William Brimage Bate, Civil War Veteran, Sumner Co., TN

Brig. Gen.
William Brimage Bate
7 Oct 1826---9 Mar 1905

"...these dead shall not have died in vain."
Abraham Lincoln, 1863

Gen. Wm. B. Bate

Edwin L. Ferguson speaks of the devotion that Bate's men had for their indefatigable leader. He writes, "It would not be fitting to omit mentioning the part that William Brimage Bate of Castalian Springs, Sumner County, had in being the main figure in raising the Second Tennessee Infantry. There were two Second Tennessee Infantry Regiments raised but owing to the fact that the regiment raised by Colonel Bate was the second recognized by the Confederate Government it became officially the Second Tennessee. The other was raised in Memphis by J. Knox Walker.
Colonel Bate bestowed upon the regiment the name "Walker Legion" in honor of L. P. Walker, Confederate Secretary of War.
General Bate served in the Mexican War, then studied law at Cumberland University at Lebanon. When the Civil War began, General Bate enlisted as a private in a company being raised at Gallatin, became its Captain and later was elected Colonel of the regiment. When the one year's term of enlistment was about to expire, so great was the influence of Colonel Bate that the entire regiment re-enlisted for three years or the duration. Not one man refused. After serving in Virginia for a time, Colonel Bate was given a choice of the army in which to continue service. Naturally he selected the Army of Tennessee. When the transfer was made Colonel Bate gave the entire regiment a sixty days furlough. Before this expired, the battle of Shiloh being imminent, the regiment voluntarily hastened to report. At Shiloh, Colonel Bate was severely wounded but continued to lead and cheer on his men until loss of blood caused him to drop his bridle reins then his horse was shot from under him.

_What to work on_:
a - Using the Bate text, answer each question on its own line, marked to match:
(i) Who raised the other Second Tennessee Infantry, and in what city?
(ii) In whose honor did Bate name the regiment the "Walker Legion"?
(iii) Where did Bate study law?
b - Copy the Bate text word for word, everything from "Gen. Wm. B." down to "Secretary of War.".
c - Condense the paragraph of the Bate text that begins "General Bate served in the Mexican War" into a short list, keeping its main facts.
The listing has no role in any of this work.

_Listed entries_:
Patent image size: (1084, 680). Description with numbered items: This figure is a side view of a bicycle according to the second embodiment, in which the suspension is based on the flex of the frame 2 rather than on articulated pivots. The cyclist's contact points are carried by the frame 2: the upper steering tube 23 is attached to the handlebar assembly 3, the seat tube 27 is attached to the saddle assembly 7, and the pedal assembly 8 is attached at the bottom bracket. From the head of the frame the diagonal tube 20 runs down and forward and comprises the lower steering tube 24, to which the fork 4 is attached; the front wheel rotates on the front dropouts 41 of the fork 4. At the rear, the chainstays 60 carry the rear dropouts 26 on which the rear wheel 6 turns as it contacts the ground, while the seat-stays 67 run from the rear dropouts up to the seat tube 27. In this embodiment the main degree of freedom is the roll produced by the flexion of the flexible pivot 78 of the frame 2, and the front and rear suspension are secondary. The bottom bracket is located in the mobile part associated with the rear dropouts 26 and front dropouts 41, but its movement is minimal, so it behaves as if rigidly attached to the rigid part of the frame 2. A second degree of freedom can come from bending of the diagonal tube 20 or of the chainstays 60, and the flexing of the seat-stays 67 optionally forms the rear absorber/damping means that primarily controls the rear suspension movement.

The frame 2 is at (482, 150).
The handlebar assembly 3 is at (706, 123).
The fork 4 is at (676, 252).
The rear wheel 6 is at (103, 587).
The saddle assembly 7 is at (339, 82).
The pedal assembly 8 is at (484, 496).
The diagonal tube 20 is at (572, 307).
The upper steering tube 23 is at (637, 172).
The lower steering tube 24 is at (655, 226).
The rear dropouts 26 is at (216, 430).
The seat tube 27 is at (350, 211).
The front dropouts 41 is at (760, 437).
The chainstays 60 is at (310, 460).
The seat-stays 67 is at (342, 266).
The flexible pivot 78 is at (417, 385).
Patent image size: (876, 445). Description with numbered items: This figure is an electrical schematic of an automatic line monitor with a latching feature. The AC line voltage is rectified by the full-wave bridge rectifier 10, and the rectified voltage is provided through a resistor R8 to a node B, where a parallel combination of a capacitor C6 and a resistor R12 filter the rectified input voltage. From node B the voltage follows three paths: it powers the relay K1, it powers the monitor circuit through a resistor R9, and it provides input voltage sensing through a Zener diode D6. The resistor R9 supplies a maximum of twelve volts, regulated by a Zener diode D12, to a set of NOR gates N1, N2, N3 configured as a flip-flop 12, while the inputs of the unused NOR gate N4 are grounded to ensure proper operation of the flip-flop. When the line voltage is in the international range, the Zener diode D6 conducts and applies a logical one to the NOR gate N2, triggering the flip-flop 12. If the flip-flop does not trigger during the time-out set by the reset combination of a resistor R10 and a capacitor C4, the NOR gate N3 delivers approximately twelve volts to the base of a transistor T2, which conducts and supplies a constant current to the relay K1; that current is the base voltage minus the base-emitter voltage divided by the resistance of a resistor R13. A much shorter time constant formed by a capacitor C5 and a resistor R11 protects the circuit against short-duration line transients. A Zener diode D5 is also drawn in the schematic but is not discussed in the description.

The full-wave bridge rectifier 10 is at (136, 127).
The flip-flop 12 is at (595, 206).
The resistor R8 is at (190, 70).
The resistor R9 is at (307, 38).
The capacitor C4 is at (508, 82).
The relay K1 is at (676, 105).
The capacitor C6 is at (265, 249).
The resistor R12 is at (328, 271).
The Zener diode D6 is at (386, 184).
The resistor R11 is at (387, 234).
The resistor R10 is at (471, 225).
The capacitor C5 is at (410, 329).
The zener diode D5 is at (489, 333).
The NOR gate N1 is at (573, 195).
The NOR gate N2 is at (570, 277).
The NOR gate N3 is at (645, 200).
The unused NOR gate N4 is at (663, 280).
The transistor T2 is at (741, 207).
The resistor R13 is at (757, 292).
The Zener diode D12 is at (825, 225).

* * *

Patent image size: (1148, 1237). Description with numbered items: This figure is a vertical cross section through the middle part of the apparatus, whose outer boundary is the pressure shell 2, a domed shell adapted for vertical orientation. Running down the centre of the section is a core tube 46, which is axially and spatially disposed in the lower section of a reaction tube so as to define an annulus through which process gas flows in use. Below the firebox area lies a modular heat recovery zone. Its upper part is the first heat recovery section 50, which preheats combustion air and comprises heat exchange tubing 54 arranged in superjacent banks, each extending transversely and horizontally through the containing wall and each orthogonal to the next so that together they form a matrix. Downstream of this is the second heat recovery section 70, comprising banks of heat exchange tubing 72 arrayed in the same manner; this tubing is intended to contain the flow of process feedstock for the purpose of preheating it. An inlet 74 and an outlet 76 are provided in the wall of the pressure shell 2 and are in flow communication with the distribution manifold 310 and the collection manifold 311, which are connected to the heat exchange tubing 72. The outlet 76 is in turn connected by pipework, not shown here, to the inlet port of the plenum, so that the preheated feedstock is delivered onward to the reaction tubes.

_Solutions to the tasks_:
a -
(i) J. Knox Walker, in Memphis.
(ii) L. P. Walker, Confederate Secretary of War.
(iii) At Cumberland University at Lebanon.

b -
Gen. Wm. B. Bate

Edwin L. Ferguson speaks of the devotion that Bate's men had for their indefatigable leader. He writes, "It would not be fitting to omit mentioning the part that William Brimage Bate of Castalian Springs, Sumner County, had in being the main figure in raising the Second Tennessee Infantry. There were two Second Tennessee Infantry Regiments raised but owing to the fact that the regiment raised by Colonel Bate was the second recognized by the Confederate Government it became officially the Second Tennessee. The other was raised in Memphis by J. Knox Walker.
Colonel Bate bestowed upon the regiment the name "Walker Legion" in honor of L. P. Walker, Confederate Secretary of War.

c -
- Served in the Mexican War, then studied law at Cumberland University at Lebanon.
- At the start of the Civil War, enlisted as a private in a company raised at Gallatin, became its Captain, and was later elected Colonel of the regiment.
- When the one-year enlistment neared its end, the whole regiment re-enlisted for three years or the duration, with not one man refusing.
- After serving in Virginia, chose the Army of Tennessee and gave the regiment a sixty-day furlough.
- With the battle of Shiloh imminent, the regiment voluntarily reported before the furlough expired.
- At Shiloh, was severely wounded but kept leading his men until blood loss made him drop his bridle reins, and his horse was then shot from under him.